* [Given exercise]
Repeat every line of the material, character for character.

* [The records]
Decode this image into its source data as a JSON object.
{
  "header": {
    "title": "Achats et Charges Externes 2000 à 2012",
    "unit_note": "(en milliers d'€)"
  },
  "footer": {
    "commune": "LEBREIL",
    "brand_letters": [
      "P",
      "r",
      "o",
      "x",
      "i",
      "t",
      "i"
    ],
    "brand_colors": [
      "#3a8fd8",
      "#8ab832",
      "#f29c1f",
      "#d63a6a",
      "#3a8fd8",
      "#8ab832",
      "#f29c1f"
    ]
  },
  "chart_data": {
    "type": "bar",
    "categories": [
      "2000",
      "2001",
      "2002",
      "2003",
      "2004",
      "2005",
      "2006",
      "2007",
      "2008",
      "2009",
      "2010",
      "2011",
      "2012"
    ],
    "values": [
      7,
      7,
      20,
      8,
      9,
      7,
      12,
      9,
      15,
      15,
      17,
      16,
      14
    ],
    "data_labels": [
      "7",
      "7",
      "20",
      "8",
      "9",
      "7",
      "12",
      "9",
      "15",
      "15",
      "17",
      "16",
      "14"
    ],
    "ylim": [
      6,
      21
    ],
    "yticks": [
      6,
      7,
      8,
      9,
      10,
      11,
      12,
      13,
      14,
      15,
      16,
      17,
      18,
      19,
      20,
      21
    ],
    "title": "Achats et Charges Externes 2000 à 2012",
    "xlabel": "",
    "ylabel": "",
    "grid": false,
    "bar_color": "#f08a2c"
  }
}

* [Response to this exercise]
Decode this image into its source data as a JSON object.
{
  "header": {
    "title": "Achats et Charges Externes 2000 à 2012",
    "unit_note": "(en milliers d'€)"
  },
  "footer": {
    "commune": "LEBREIL",
    "brand_letters": [
      "P",
      "r",
      "o",
      "x",
      "i",
      "t",
      "i"
    ],
    "brand_colors": [
      "#3a8fd8",
      "#8ab832",
      "#f29c1f",
      "#d63a6a",
      "#3a8fd8",
      "#8ab832",
      "#f29c1f"
    ]
  },
  "chart_data": {
    "type": "bar",
    "categories": [
      "2000",
      "2001",
      "2002",
      "2003",
      "2004",
      "2005",
      "2006",
      "2007",
      "2008",
      "2009",
      "2010",
      "2011",
      "2012"
    ],
    "values": [
      7,
      7,
      20,
      8,
      9,
      7,
      12,
      9,
      15,
      15,
      17,
      16,
      14
    ],
    "data_labels": [
      "7",
      "7",
      "20",
      "8",
      "9",
      "7",
      "12",
      "9",
      "15",
      "15",
      "17",
      "16",
      "14"
    ],
    "ylim": [
      6,
      21
    ],
    "yticks": [
      6,
      7,
      8,
      9,
      10,
      11,
      12,
      13,
      14,
      15,
      16,
      17,
      18,
      19,
      20,
      21
    ],
    "title": "Achats et Charges Externes 2000 à 2012",
    "xlabel": "",
    "ylabel": "",
    "grid": false,
    "bar_color": "#f08a2c"
  }
}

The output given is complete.